## Start

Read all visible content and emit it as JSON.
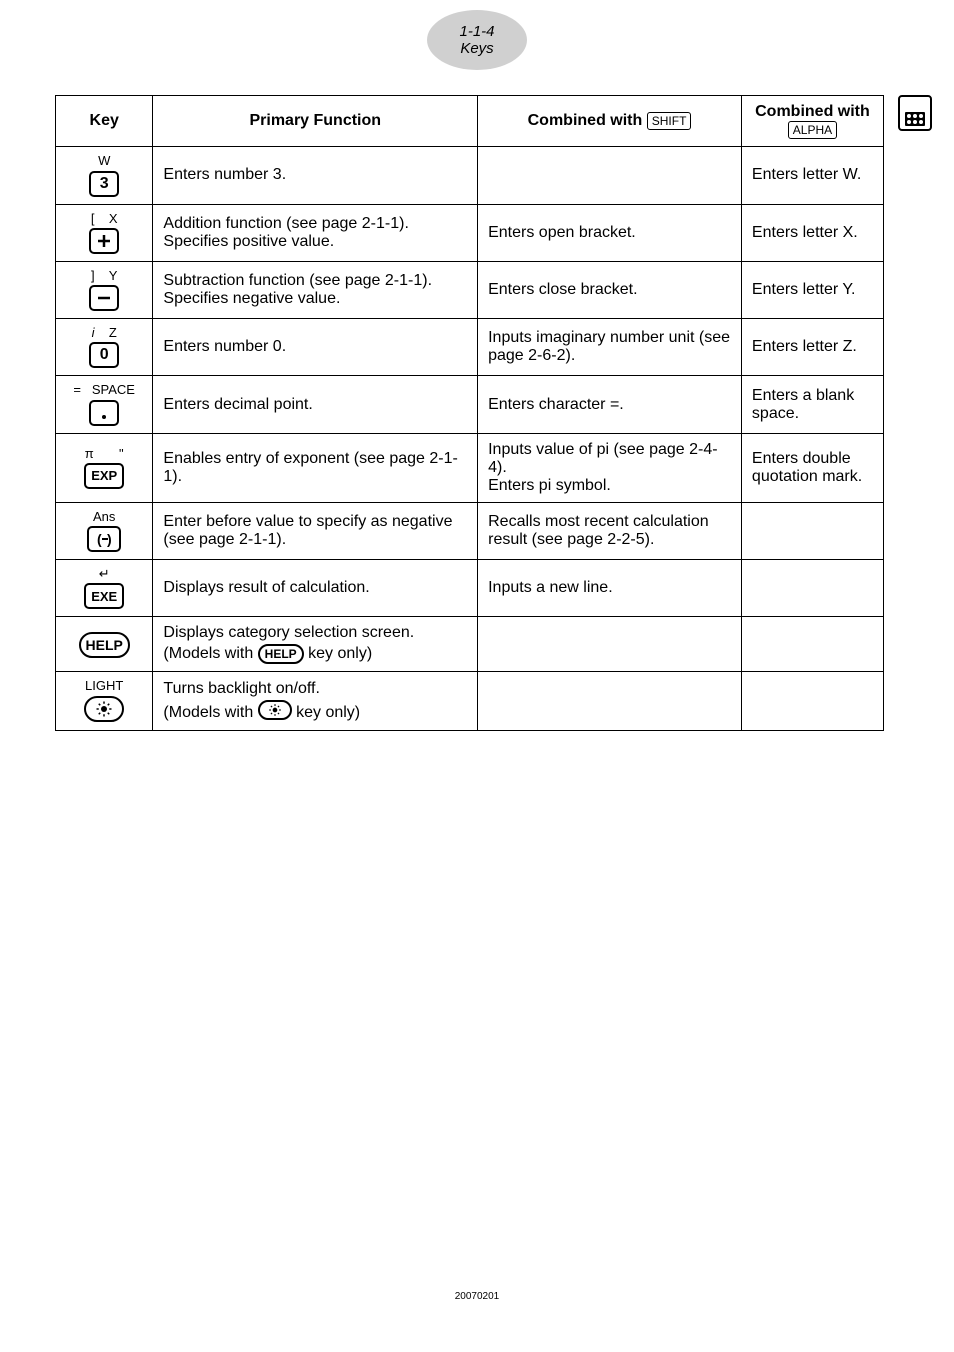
{
  "header": {
    "line1": "1-1-4",
    "line2": "Keys"
  },
  "footer": "20070201",
  "table": {
    "headers": {
      "key": "Key",
      "primary": "Primary Function",
      "shift_prefix": "Combined with ",
      "shift_label": "SHIFT",
      "alpha_prefix": "Combined with",
      "alpha_label": "ALPHA"
    },
    "rows": [
      {
        "super": "W",
        "keyglyph": "3",
        "keystyle": "normal",
        "primary": "Enters number 3.",
        "shift": "",
        "alpha": "Enters letter W."
      },
      {
        "super": "[    X",
        "keyglyph": "plus",
        "keystyle": "normal",
        "primary": "Addition function (see page 2-1-1). Specifies positive value.",
        "shift": "Enters open bracket.",
        "alpha": "Enters letter X."
      },
      {
        "super": "]    Y",
        "keyglyph": "minus",
        "keystyle": "normal",
        "primary": "Subtraction function (see page 2-1-1).\nSpecifies negative value.",
        "shift": "Enters close bracket.",
        "alpha": "Enters letter Y."
      },
      {
        "super_html": "<i>i</i>    Z",
        "keyglyph": "0",
        "keystyle": "normal",
        "primary": "Enters number 0.",
        "shift": "Inputs imaginary number unit (see page 2-6-2).",
        "alpha": "Enters letter Z."
      },
      {
        "super": "=   SPACE",
        "keyglyph": "dot",
        "keystyle": "normal",
        "primary": "Enters decimal point.",
        "shift": "Enters character =.",
        "alpha": "Enters a blank space."
      },
      {
        "super": "π       \"",
        "keyglyph": "EXP",
        "keystyle": "exp",
        "primary": "Enables entry of exponent (see page 2-1-1).",
        "shift": "Inputs value of pi (see page 2-4-4).\nEnters pi symbol.",
        "alpha": "Enters double quotation mark."
      },
      {
        "super": "Ans",
        "keyglyph": "neg",
        "keystyle": "normal",
        "primary": "Enter before value to specify as negative (see page 2-1-1).",
        "shift": "Recalls most recent calculation result (see page 2-2-5).",
        "alpha": ""
      },
      {
        "super": "↵",
        "keyglyph": "EXE",
        "keystyle": "exe",
        "primary": "Displays result of calculation.",
        "shift": "Inputs a new line.",
        "alpha": ""
      },
      {
        "super": "",
        "keyglyph": "HELP",
        "keystyle": "help",
        "primary_html": "Displays category selection screen. (Models with <span class=\"help-key key-box\" style=\"min-width:44px;height:20px;font-size:12px\">HELP</span> key only)",
        "shift": "",
        "alpha": ""
      },
      {
        "super": "LIGHT",
        "keyglyph": "light",
        "keystyle": "light",
        "primary_html": "Turns backlight on/off.<br>(Models with <span class=\"light-key key-box\" style=\"min-width:34px;height:20px\"><svg width=\"14\" height=\"14\" viewBox=\"0 0 24 24\"><circle cx=\"12\" cy=\"12\" r=\"4\" fill=\"#000\"/><g stroke=\"#000\" stroke-width=\"2\"><line x1=\"12\" y1=\"2\" x2=\"12\" y2=\"5\"/><line x1=\"12\" y1=\"19\" x2=\"12\" y2=\"22\"/><line x1=\"2\" y1=\"12\" x2=\"5\" y2=\"12\"/><line x1=\"19\" y1=\"12\" x2=\"22\" y2=\"12\"/><line x1=\"5\" y1=\"5\" x2=\"7\" y2=\"7\"/><line x1=\"17\" y1=\"17\" x2=\"19\" y2=\"19\"/><line x1=\"5\" y1=\"19\" x2=\"7\" y2=\"17\"/><line x1=\"17\" y1=\"7\" x2=\"19\" y2=\"5\"/></g></svg></span> key only)",
        "shift": "",
        "alpha": ""
      }
    ]
  }
}
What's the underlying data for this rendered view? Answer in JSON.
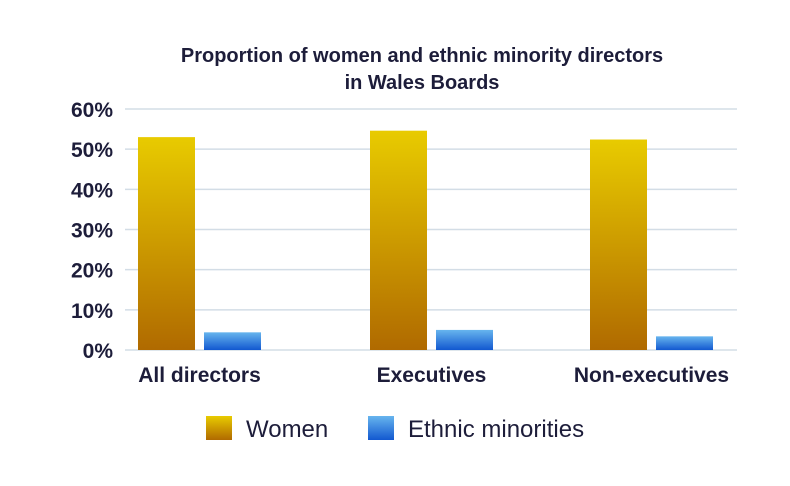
{
  "chart_data": {
    "type": "bar",
    "title_lines": [
      "Proportion of women and ethnic minority directors",
      "in Wales Boards"
    ],
    "categories": [
      "All directors",
      "Executives",
      "Non-executives"
    ],
    "series": [
      {
        "name": "Women",
        "values": [
          53.0,
          54.6,
          52.4
        ],
        "color_top": "#e8cb00",
        "color_bottom": "#b06a00"
      },
      {
        "name": "Ethnic minorities",
        "values": [
          4.4,
          5.0,
          3.4
        ],
        "color_top": "#67b5ee",
        "color_bottom": "#1258d0"
      }
    ],
    "yticks": [
      "0%",
      "10%",
      "20%",
      "30%",
      "40%",
      "50%",
      "60%"
    ],
    "ylim": [
      0,
      60
    ],
    "unit": "%",
    "grid": true,
    "gridline_color": "#d3dde6",
    "legend_position": "bottom"
  }
}
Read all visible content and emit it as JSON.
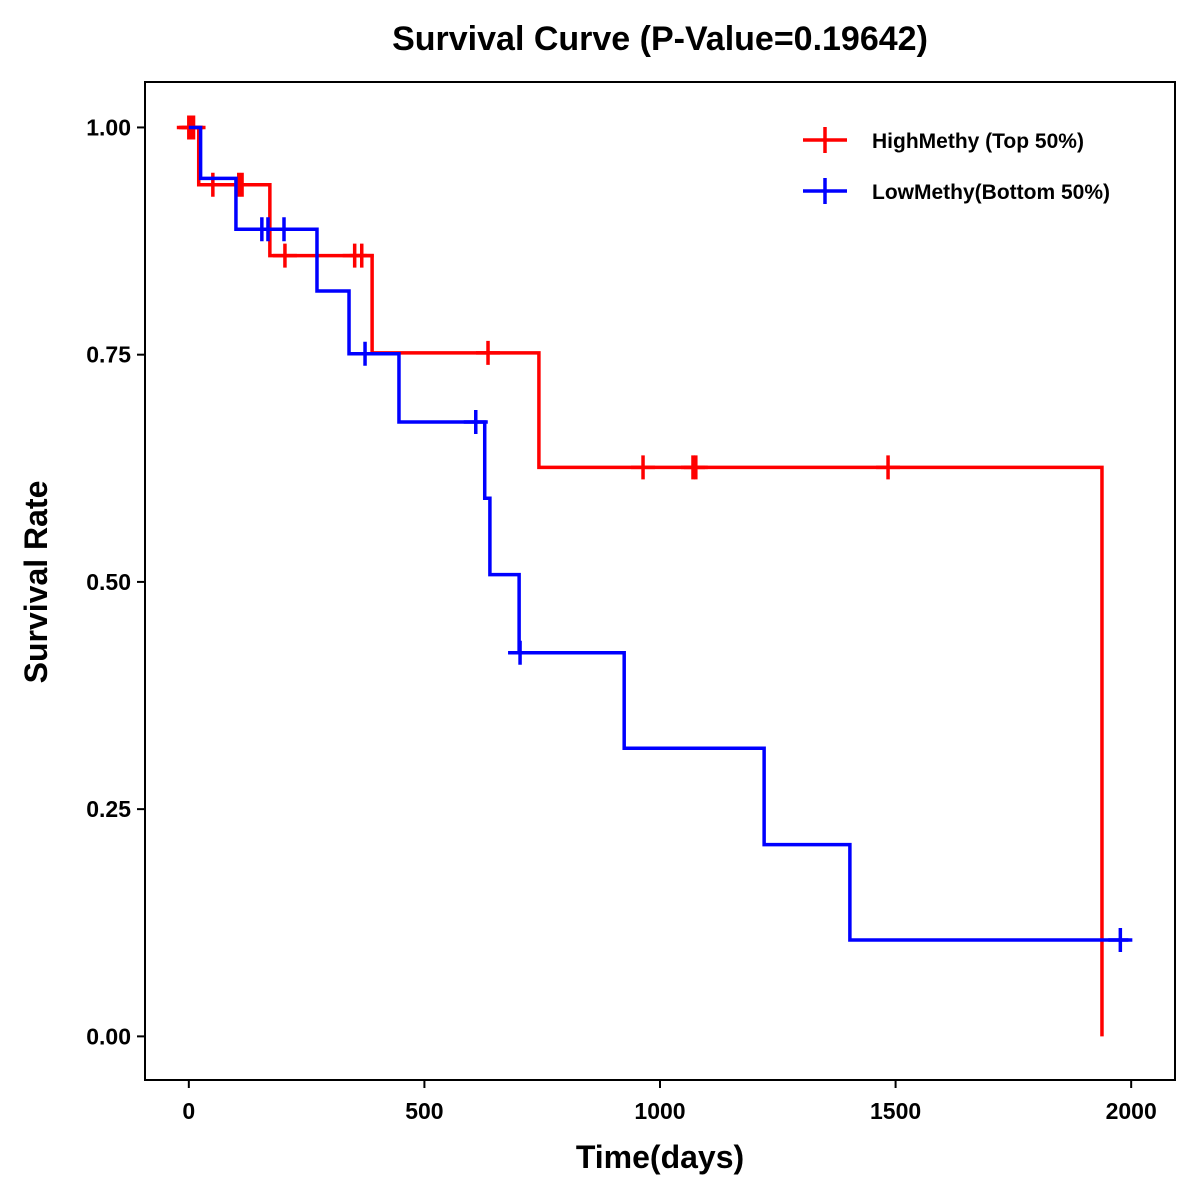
{
  "chart_data": {
    "type": "line",
    "subtype": "kaplan-meier step",
    "title": "Survival Curve (P-Value=0.19642)",
    "xlabel": "Time(days)",
    "ylabel": "Survival Rate",
    "xlim": [
      -93,
      2093
    ],
    "ylim": [
      -0.048,
      1.05
    ],
    "xticks": [
      0,
      500,
      1000,
      1500,
      2000
    ],
    "xtick_labels": [
      "0",
      "500",
      "1000",
      "1500",
      "2000"
    ],
    "yticks": [
      0,
      0.25,
      0.5,
      0.75,
      1.0
    ],
    "ytick_labels": [
      "0.00",
      "0.25",
      "0.50",
      "0.75",
      "1.00"
    ],
    "grid": false,
    "legend_position": "top-right",
    "series": [
      {
        "name": "HighMethy (Top 50%)",
        "color": "#ff0000",
        "steps": [
          [
            0,
            1.0
          ],
          [
            21,
            0.937
          ],
          [
            172,
            0.859
          ],
          [
            389,
            0.752
          ],
          [
            743,
            0.626
          ],
          [
            1938,
            0.0
          ]
        ],
        "end_time": 1938,
        "censored": [
          [
            0,
            1.0
          ],
          [
            5,
            1.0
          ],
          [
            10,
            1.0
          ],
          [
            51,
            0.937
          ],
          [
            106,
            0.937
          ],
          [
            113,
            0.937
          ],
          [
            204,
            0.859
          ],
          [
            352,
            0.859
          ],
          [
            367,
            0.859
          ],
          [
            635,
            0.752
          ],
          [
            964,
            0.626
          ],
          [
            1070,
            0.626
          ],
          [
            1076,
            0.626
          ],
          [
            1484,
            0.626
          ]
        ]
      },
      {
        "name": "LowMethy(Bottom 50%)",
        "color": "#0000ff",
        "steps": [
          [
            0,
            1.0
          ],
          [
            25,
            0.944
          ],
          [
            100,
            0.888
          ],
          [
            272,
            0.82
          ],
          [
            340,
            0.751
          ],
          [
            446,
            0.676
          ],
          [
            628,
            0.592
          ],
          [
            639,
            0.508
          ],
          [
            701,
            0.422
          ],
          [
            924,
            0.317
          ],
          [
            1221,
            0.211
          ],
          [
            1403,
            0.106
          ]
        ],
        "end_time": 1994,
        "censored": [
          [
            155,
            0.888
          ],
          [
            168,
            0.888
          ],
          [
            202,
            0.888
          ],
          [
            374,
            0.751
          ],
          [
            609,
            0.676
          ],
          [
            703,
            0.422
          ],
          [
            1977,
            0.106
          ]
        ]
      }
    ]
  }
}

## End

> _Challenge_
Count every line in the data that contains the word "letter", then give that count and nothing else.

> _Written response_
4